Find each line containing the string "ffffff". Copy it.

┌──

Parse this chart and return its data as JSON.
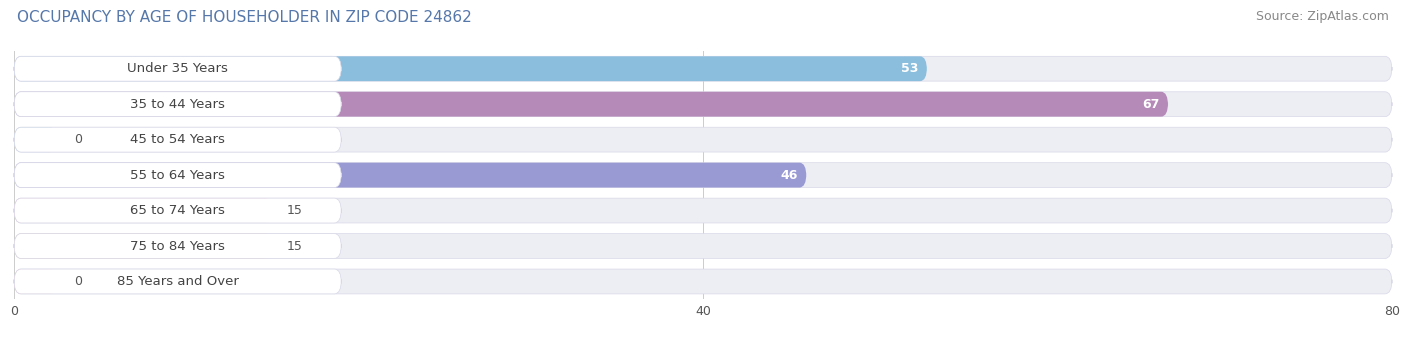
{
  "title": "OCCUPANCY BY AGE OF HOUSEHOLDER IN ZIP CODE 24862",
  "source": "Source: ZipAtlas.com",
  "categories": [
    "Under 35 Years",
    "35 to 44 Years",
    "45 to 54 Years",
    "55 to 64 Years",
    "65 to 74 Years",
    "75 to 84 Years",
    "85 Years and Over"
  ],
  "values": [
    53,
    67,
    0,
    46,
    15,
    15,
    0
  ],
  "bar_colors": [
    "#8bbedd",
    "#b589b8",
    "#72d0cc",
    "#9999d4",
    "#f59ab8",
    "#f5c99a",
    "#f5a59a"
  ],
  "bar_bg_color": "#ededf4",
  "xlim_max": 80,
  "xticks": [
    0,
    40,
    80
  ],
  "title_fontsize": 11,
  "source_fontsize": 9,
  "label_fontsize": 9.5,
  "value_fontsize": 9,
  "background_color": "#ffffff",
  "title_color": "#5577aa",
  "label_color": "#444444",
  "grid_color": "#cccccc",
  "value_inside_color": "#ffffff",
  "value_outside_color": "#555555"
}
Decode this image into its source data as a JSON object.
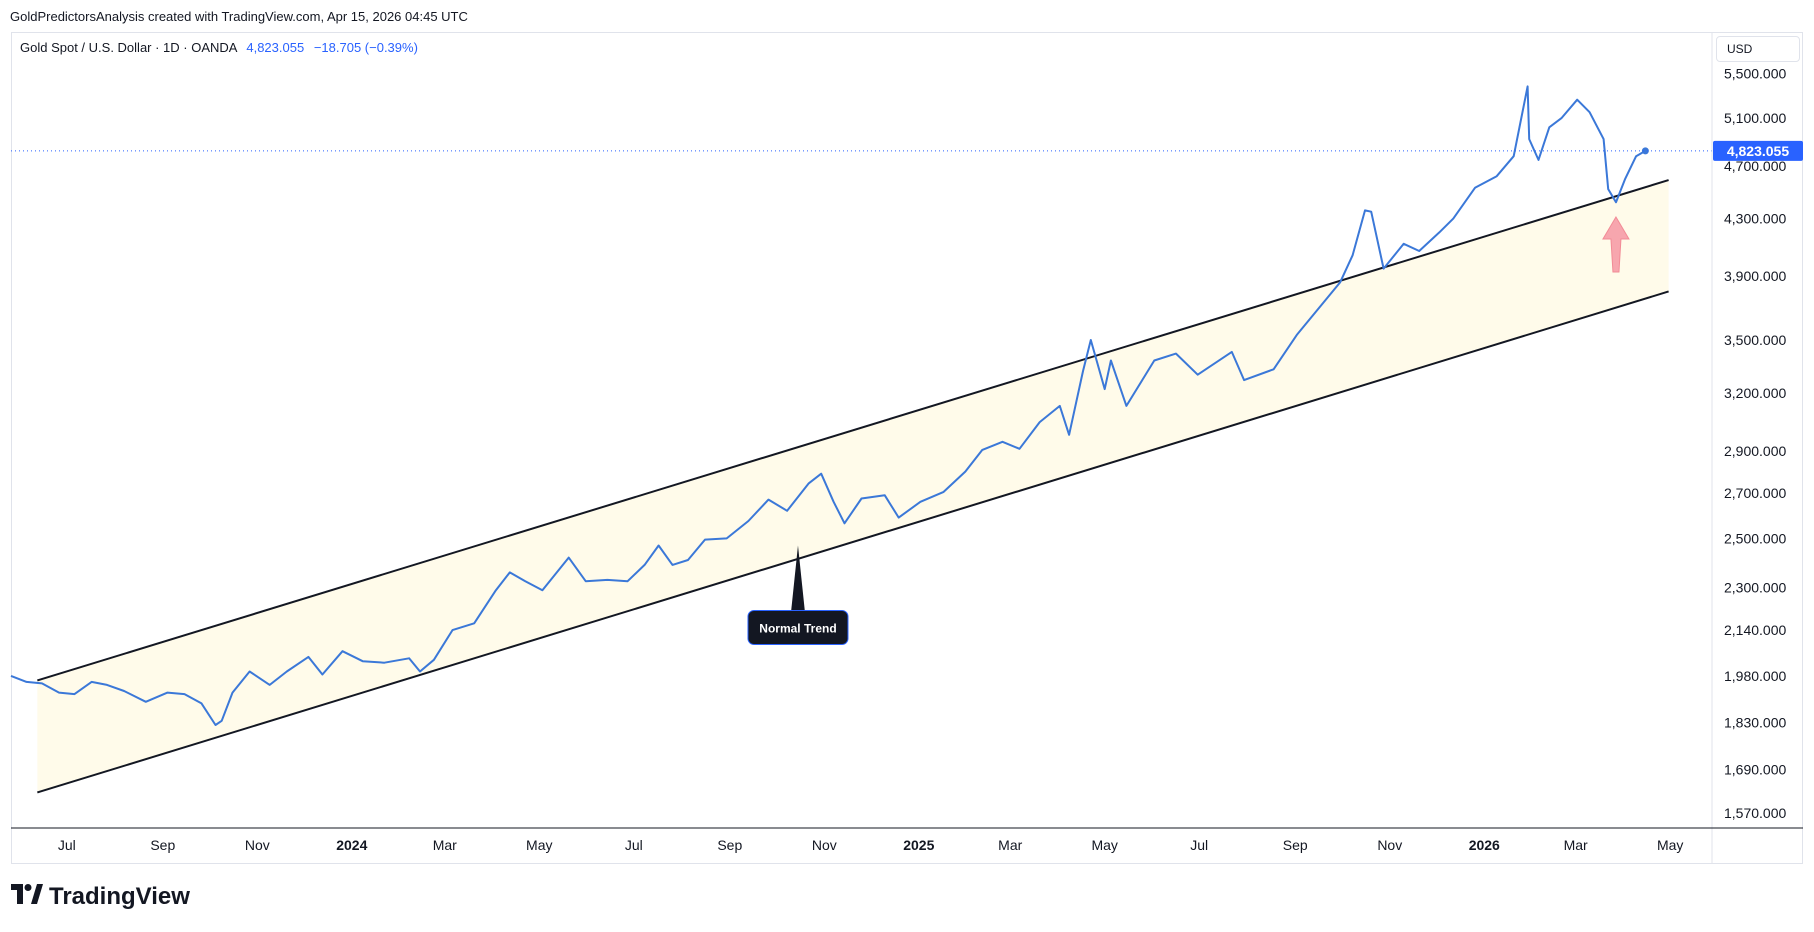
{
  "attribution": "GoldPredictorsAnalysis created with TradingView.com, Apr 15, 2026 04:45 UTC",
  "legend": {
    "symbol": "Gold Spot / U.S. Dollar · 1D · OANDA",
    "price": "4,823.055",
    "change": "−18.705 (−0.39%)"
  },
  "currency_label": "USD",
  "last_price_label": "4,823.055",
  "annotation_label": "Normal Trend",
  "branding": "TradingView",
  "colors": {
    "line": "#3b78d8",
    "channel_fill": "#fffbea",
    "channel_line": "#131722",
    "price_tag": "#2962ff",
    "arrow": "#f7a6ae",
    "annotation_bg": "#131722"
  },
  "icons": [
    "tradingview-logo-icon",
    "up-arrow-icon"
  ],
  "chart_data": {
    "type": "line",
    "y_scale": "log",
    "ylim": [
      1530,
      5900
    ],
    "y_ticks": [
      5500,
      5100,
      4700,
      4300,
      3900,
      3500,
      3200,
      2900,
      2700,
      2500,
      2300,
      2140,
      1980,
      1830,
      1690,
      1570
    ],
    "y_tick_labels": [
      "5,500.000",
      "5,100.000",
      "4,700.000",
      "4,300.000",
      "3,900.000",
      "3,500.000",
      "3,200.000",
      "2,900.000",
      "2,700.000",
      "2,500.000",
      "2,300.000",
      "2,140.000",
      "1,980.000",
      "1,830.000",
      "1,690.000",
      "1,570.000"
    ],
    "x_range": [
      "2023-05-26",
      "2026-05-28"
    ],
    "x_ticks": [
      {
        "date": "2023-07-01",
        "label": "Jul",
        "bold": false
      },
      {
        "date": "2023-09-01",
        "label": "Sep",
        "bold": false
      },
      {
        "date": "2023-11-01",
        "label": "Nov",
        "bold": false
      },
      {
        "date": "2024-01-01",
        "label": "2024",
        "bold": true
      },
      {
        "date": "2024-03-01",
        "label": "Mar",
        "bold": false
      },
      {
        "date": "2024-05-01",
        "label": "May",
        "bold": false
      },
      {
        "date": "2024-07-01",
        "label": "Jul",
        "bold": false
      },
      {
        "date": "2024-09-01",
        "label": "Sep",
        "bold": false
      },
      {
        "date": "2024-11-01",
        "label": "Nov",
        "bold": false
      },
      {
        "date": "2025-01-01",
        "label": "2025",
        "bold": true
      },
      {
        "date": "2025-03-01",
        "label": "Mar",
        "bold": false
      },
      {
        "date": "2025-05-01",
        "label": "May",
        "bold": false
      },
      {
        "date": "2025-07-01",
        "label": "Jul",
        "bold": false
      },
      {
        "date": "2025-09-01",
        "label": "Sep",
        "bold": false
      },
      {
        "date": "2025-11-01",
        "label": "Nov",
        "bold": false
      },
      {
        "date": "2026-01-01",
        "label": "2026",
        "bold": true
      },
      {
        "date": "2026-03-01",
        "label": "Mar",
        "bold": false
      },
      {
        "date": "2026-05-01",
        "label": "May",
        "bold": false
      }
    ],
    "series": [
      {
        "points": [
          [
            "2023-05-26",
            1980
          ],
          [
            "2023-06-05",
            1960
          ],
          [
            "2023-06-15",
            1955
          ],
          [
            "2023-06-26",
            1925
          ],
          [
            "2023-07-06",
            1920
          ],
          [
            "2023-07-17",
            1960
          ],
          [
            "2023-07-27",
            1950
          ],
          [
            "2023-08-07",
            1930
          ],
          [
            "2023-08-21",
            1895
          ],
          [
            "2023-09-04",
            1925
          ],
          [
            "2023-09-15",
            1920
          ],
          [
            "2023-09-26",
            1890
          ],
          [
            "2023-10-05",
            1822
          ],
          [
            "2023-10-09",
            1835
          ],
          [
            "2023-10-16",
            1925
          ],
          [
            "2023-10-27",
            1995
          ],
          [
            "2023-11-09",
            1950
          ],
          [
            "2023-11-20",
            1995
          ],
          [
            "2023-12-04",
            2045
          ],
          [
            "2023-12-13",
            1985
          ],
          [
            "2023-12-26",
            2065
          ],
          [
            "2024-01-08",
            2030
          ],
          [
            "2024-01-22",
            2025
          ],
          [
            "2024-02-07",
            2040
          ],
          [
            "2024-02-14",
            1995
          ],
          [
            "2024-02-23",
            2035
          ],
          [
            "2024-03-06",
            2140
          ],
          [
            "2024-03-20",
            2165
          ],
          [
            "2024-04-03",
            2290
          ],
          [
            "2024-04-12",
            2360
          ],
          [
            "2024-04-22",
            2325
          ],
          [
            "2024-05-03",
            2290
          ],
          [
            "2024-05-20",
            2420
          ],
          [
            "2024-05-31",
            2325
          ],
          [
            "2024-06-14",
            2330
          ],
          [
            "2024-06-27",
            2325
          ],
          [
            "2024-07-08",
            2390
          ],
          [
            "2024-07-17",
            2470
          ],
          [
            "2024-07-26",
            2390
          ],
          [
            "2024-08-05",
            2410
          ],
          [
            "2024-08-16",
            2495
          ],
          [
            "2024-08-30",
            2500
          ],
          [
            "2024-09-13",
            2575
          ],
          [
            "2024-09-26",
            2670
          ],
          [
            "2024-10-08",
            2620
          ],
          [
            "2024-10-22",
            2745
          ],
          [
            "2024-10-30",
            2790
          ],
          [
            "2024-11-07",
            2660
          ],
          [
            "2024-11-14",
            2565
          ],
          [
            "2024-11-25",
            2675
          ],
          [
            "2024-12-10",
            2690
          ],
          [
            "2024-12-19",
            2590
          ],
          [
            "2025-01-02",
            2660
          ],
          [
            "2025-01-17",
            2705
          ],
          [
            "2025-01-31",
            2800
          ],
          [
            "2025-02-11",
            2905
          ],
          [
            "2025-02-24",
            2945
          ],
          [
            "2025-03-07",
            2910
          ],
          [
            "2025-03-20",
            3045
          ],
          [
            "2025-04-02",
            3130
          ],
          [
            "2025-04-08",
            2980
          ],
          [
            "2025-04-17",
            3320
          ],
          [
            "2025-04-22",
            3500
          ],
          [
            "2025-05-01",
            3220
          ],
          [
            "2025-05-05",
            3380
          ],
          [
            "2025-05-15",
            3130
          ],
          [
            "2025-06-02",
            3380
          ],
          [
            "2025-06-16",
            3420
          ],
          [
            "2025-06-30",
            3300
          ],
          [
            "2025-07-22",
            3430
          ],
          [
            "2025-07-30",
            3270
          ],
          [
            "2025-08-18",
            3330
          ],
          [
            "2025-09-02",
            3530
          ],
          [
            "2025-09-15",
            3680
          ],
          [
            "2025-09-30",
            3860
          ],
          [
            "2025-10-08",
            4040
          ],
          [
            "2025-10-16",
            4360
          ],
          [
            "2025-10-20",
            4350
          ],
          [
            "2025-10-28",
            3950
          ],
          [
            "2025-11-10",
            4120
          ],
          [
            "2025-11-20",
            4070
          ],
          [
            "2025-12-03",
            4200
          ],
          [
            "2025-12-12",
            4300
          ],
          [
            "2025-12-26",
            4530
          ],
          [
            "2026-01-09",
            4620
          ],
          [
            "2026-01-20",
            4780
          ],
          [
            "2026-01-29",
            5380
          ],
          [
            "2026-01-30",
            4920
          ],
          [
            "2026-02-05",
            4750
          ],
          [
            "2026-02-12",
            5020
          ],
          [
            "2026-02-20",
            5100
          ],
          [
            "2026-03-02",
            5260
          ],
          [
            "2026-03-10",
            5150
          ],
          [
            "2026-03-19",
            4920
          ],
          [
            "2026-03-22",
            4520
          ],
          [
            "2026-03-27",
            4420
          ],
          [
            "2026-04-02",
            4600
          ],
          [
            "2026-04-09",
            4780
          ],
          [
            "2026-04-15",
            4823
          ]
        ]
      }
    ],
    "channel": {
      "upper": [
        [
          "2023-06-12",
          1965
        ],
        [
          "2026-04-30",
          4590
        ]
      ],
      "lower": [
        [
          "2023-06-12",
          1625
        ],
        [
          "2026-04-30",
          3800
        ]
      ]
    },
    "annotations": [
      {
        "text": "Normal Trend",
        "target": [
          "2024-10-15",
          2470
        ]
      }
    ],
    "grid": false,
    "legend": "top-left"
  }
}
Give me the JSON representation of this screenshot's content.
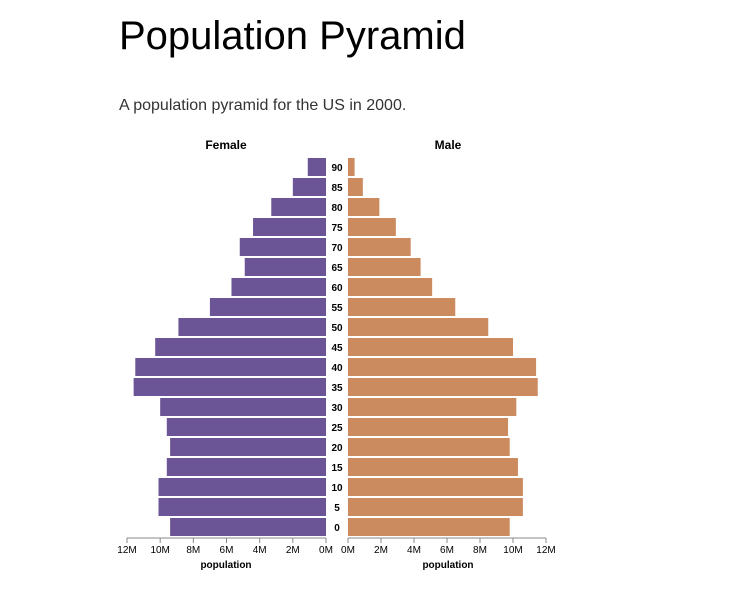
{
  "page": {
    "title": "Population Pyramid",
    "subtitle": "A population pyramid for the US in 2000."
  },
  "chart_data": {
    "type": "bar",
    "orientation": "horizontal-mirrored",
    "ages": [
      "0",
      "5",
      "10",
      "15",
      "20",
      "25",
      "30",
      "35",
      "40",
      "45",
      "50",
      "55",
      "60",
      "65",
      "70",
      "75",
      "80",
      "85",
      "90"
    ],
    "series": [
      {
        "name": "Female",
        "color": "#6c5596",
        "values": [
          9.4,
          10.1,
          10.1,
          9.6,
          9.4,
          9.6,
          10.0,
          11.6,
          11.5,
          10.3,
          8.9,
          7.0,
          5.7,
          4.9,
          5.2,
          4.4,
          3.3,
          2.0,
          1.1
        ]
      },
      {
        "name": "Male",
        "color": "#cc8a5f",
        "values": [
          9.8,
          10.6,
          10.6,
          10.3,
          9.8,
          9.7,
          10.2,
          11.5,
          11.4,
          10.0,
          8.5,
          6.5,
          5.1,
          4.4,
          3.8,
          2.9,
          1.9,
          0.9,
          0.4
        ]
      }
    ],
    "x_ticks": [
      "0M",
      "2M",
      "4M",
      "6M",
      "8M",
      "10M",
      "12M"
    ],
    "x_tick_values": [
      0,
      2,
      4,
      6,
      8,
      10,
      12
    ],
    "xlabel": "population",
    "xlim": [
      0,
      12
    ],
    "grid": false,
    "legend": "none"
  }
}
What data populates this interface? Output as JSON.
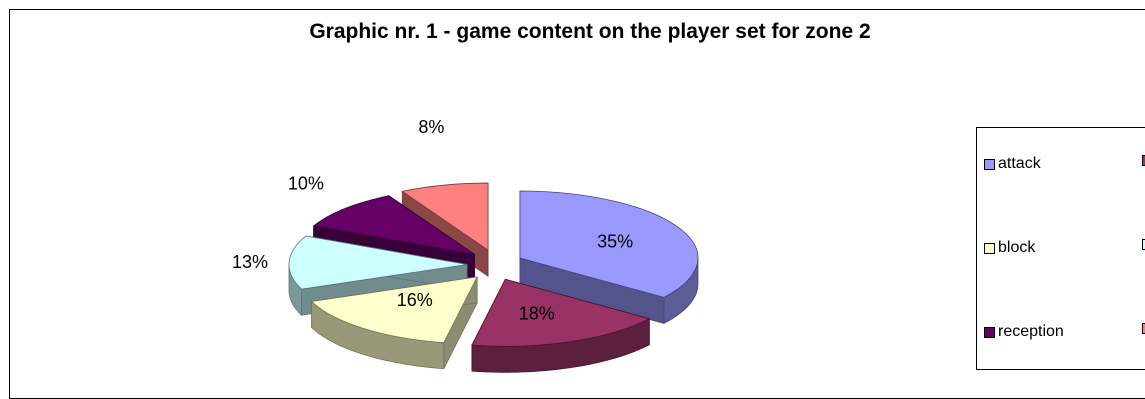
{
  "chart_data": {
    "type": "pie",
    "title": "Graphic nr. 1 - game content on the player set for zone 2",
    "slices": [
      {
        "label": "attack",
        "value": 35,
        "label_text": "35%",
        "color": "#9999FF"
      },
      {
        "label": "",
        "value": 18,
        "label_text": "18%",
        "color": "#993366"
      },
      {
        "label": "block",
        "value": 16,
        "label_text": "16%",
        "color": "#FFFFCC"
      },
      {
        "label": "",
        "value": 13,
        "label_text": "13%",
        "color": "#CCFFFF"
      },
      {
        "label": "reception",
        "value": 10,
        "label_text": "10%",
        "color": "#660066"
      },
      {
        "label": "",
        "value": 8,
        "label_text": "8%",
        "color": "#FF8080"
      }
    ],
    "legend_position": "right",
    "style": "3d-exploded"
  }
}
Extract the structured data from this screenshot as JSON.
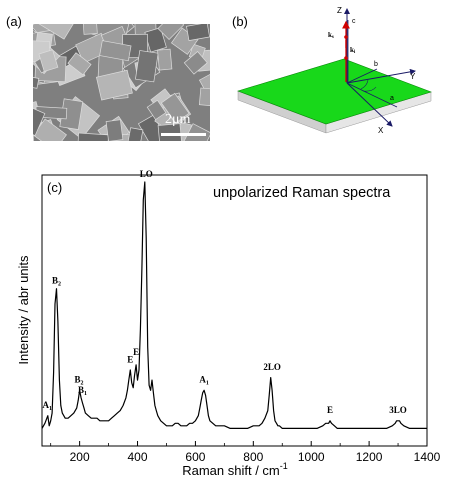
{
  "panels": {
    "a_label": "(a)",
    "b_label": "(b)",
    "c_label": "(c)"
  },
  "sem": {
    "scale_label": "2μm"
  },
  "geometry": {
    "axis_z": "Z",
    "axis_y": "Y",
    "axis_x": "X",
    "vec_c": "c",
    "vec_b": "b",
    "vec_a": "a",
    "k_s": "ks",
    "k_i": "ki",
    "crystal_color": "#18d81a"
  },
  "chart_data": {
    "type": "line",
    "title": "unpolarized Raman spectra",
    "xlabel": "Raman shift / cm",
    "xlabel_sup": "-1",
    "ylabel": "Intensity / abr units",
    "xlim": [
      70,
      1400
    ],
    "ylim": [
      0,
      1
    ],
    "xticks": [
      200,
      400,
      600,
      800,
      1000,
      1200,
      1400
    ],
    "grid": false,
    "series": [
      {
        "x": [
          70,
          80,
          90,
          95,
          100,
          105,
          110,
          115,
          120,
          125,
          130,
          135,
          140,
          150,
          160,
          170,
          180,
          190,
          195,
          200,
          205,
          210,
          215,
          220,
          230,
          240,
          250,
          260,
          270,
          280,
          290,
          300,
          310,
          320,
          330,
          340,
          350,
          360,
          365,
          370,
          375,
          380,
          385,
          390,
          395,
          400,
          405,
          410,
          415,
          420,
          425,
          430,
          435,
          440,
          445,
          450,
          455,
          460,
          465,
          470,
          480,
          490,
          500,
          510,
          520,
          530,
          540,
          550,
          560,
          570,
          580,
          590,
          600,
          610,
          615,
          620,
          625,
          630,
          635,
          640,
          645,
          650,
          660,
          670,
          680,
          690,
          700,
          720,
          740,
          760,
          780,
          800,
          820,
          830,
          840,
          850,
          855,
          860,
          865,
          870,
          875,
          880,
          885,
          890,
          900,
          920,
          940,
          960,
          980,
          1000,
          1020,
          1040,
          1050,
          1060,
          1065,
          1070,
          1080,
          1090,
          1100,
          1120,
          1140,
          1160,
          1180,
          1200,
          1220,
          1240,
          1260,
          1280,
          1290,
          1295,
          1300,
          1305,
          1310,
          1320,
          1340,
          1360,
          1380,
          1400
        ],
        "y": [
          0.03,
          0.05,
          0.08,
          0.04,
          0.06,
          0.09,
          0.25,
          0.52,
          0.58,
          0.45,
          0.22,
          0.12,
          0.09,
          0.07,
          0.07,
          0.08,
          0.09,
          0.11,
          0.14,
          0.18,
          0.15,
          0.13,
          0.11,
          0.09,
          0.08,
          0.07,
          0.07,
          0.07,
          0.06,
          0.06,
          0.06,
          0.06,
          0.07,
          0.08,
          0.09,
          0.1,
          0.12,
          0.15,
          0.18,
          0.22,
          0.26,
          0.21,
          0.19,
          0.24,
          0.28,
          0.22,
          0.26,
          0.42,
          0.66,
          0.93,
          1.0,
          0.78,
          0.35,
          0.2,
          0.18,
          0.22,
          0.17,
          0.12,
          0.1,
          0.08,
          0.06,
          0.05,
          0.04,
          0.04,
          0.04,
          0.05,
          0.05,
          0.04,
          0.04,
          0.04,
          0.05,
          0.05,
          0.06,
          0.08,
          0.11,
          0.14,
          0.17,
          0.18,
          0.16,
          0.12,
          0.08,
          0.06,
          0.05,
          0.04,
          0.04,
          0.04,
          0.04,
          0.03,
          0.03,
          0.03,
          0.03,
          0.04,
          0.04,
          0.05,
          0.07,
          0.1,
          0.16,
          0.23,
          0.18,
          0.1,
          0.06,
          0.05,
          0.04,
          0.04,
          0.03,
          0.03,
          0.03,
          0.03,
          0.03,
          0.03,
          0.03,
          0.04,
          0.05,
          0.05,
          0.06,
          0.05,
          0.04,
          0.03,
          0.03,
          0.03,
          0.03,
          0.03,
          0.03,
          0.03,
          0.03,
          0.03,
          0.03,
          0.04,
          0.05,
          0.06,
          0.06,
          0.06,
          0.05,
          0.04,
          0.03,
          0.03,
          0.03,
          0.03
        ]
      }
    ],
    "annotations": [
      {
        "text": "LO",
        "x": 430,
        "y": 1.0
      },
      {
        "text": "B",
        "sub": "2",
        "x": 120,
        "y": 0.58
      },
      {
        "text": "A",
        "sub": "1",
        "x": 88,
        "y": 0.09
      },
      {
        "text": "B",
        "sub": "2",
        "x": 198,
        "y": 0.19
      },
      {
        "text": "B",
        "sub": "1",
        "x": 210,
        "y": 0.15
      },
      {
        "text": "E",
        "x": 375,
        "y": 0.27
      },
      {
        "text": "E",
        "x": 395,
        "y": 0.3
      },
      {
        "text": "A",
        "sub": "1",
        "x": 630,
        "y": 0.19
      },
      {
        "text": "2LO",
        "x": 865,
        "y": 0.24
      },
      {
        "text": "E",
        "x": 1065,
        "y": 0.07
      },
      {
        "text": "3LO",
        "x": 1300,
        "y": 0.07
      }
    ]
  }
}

└──

*Output for this task:*
  "background_color": "#ffffff",
  "value_inside_color": "#ffffff",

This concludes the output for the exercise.